> Written instruction
Give the entries back exactly, dropping each image.

> Raw data
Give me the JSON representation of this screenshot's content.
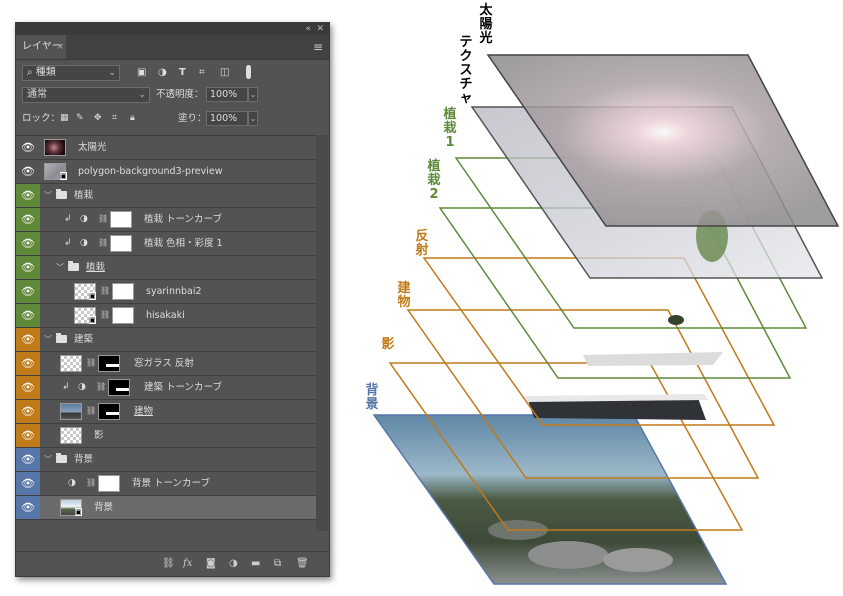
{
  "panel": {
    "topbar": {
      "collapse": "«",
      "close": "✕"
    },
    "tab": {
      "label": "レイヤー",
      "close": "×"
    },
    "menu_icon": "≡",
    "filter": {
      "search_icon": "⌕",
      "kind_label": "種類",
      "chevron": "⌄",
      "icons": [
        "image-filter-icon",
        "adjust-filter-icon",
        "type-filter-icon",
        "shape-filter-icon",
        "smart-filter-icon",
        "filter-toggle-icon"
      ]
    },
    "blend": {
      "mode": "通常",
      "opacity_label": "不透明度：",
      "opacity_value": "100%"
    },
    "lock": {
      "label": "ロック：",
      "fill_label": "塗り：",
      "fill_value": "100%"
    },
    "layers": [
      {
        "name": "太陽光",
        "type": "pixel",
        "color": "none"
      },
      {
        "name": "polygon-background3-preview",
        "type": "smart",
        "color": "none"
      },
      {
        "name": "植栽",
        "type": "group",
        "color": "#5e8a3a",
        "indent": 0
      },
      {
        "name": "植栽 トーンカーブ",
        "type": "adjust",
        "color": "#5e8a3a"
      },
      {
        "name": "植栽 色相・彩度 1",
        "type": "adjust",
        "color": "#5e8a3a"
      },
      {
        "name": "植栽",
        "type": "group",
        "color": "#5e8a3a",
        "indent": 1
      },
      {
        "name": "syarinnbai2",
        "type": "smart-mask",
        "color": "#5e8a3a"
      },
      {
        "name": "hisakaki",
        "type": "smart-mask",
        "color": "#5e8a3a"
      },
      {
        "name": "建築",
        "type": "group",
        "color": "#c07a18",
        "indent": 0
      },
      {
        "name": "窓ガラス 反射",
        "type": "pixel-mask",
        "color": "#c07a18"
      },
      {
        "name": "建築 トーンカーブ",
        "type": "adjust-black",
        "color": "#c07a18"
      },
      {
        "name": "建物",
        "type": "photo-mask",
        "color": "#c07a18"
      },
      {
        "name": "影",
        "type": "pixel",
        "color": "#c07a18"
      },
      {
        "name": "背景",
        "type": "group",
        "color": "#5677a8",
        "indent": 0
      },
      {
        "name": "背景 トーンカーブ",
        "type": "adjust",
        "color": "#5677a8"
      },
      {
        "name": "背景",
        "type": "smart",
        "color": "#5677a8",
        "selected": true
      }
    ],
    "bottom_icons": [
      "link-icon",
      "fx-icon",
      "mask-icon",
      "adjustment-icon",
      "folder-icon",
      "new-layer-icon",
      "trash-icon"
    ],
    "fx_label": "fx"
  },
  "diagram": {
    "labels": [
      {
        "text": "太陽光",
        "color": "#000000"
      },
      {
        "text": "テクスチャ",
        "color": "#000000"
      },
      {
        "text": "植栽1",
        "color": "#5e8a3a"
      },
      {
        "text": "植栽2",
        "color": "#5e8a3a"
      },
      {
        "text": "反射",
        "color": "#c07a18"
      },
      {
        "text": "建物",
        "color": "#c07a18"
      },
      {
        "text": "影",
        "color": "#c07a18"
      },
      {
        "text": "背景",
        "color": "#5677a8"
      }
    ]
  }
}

> The reply
Give me the JSON representation of this screenshot's content.
{
  "panel": {
    "topbar": {
      "collapse": "«",
      "close": "✕"
    },
    "tab": {
      "label": "レイヤー",
      "close": "×"
    },
    "menu_icon": "≡",
    "filter": {
      "search_icon": "⌕",
      "kind_label": "種類",
      "chevron": "⌄",
      "icons": [
        "image-filter-icon",
        "adjust-filter-icon",
        "type-filter-icon",
        "shape-filter-icon",
        "smart-filter-icon",
        "filter-toggle-icon"
      ]
    },
    "blend": {
      "mode": "通常",
      "opacity_label": "不透明度：",
      "opacity_value": "100%"
    },
    "lock": {
      "label": "ロック：",
      "fill_label": "塗り：",
      "fill_value": "100%"
    },
    "layers": [
      {
        "name": "太陽光",
        "type": "pixel",
        "color": "none"
      },
      {
        "name": "polygon-background3-preview",
        "type": "smart",
        "color": "none"
      },
      {
        "name": "植栽",
        "type": "group",
        "color": "#5e8a3a",
        "indent": 0
      },
      {
        "name": "植栽 トーンカーブ",
        "type": "adjust",
        "color": "#5e8a3a"
      },
      {
        "name": "植栽 色相・彩度 1",
        "type": "adjust",
        "color": "#5e8a3a"
      },
      {
        "name": "植栽",
        "type": "group",
        "color": "#5e8a3a",
        "indent": 1
      },
      {
        "name": "syarinnbai2",
        "type": "smart-mask",
        "color": "#5e8a3a"
      },
      {
        "name": "hisakaki",
        "type": "smart-mask",
        "color": "#5e8a3a"
      },
      {
        "name": "建築",
        "type": "group",
        "color": "#c07a18",
        "indent": 0
      },
      {
        "name": "窓ガラス 反射",
        "type": "pixel-mask",
        "color": "#c07a18"
      },
      {
        "name": "建築 トーンカーブ",
        "type": "adjust-black",
        "color": "#c07a18"
      },
      {
        "name": "建物",
        "type": "photo-mask",
        "color": "#c07a18"
      },
      {
        "name": "影",
        "type": "pixel",
        "color": "#c07a18"
      },
      {
        "name": "背景",
        "type": "group",
        "color": "#5677a8",
        "indent": 0
      },
      {
        "name": "背景 トーンカーブ",
        "type": "adjust",
        "color": "#5677a8"
      },
      {
        "name": "背景",
        "type": "smart",
        "color": "#5677a8",
        "selected": true
      }
    ],
    "bottom_icons": [
      "link-icon",
      "fx-icon",
      "mask-icon",
      "adjustment-icon",
      "folder-icon",
      "new-layer-icon",
      "trash-icon"
    ],
    "fx_label": "fx"
  },
  "diagram": {
    "labels": [
      {
        "text": "太陽光",
        "color": "#000000"
      },
      {
        "text": "テクスチャ",
        "color": "#000000"
      },
      {
        "text": "植栽1",
        "color": "#5e8a3a"
      },
      {
        "text": "植栽2",
        "color": "#5e8a3a"
      },
      {
        "text": "反射",
        "color": "#c07a18"
      },
      {
        "text": "建物",
        "color": "#c07a18"
      },
      {
        "text": "影",
        "color": "#c07a18"
      },
      {
        "text": "背景",
        "color": "#5677a8"
      }
    ]
  }
}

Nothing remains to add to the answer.